====== EXCERTO DO DOCUMENTO ======

Um desgraçado, querendo suicidar-se, lança-se ao mar quatro vezes consecutivas, sempre debalde: o mar arroja-o á praia, recusando-se obstinadamente a submergil-o. O desgraçado recorda-se então que traz ao pescoço um escapulario, e atira-se ao mar pela quinta vez, tendo deixado o escapulario em terra. Foi sómente com esta condição que o mar se resolveu a dar cabo d'elle. (Pag. 15.)
Além de livrar de todos os perigos, sem excepção, durante a vida, o escapulario livra completamente das penas eternas depois da morte.
O abbade Guglielmi, auctor do livro intitulado Collecção dos escapularios da Immaculada Conceição, do Rosario, do Carmello, etc., diz terminantemente, a pag. 231, que os demonios se queixam no inferno, pela maneira mais amarga, do grande numero de almas que lhes são arrebatadas pelos escapularios. Parece que não ha dia em que um milhão de diabos não roguem esta praga medonha:—Que nós levemos os escapularios!

======

## O QUE SE PEDE
As afirmações (a), (b) e (c) concordam com o excerto sobre o escapulário? Responda sim ou não a cada uma e cite, entre aspas e sem alterações, as palavras do excerto que decidem: (a) o desgraçado lançou-se ao mar cinco vezes ao todo; (b) o escapulário livra de alguns perigos durante a vida, mas não de todos; (c) a queixa dos demônios aparece na página 15 do livro do abade Guglielmi.

====== CONJUNTO DE ITENS ======

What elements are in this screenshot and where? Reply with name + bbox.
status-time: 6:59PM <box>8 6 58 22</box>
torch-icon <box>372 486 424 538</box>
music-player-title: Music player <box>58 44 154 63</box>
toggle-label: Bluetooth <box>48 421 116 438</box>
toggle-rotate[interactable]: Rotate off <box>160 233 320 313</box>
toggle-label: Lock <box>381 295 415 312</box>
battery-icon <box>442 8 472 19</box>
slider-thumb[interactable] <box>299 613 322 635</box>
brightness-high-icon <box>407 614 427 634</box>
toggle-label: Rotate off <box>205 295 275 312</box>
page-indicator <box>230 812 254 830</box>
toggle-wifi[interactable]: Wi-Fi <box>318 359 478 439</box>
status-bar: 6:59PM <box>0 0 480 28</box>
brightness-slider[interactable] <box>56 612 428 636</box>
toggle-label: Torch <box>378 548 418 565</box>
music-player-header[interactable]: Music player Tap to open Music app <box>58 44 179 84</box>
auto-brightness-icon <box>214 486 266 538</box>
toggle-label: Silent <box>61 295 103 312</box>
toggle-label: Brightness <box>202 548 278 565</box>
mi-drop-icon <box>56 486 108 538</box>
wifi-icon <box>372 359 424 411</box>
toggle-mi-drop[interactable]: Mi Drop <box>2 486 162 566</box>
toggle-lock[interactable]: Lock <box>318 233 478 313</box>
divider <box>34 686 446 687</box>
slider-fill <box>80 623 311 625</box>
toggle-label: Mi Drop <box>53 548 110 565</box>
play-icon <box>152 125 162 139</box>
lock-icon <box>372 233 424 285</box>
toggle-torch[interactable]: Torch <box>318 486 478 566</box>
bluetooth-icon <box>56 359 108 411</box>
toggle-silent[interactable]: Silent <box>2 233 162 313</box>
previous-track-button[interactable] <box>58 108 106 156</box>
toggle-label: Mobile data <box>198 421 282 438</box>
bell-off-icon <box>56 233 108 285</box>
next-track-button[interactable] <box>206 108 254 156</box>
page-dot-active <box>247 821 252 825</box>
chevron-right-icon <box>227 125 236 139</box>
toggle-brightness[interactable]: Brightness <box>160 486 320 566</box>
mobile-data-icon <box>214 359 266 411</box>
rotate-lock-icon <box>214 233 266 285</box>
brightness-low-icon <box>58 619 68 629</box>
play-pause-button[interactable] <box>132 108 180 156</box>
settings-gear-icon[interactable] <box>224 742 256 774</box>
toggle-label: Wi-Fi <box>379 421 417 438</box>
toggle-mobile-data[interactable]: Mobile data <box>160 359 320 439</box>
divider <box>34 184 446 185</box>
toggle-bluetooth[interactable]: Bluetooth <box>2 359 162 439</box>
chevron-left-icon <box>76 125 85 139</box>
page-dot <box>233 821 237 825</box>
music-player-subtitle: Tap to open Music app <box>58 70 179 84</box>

======

## RESPOSTA
(a) Sim: "atira-se ao mar pela quinta vez".
(b) Não: "livrar de todos os perigos, sem excepção".
(c) Não: "diz terminantemente, a pag. 231".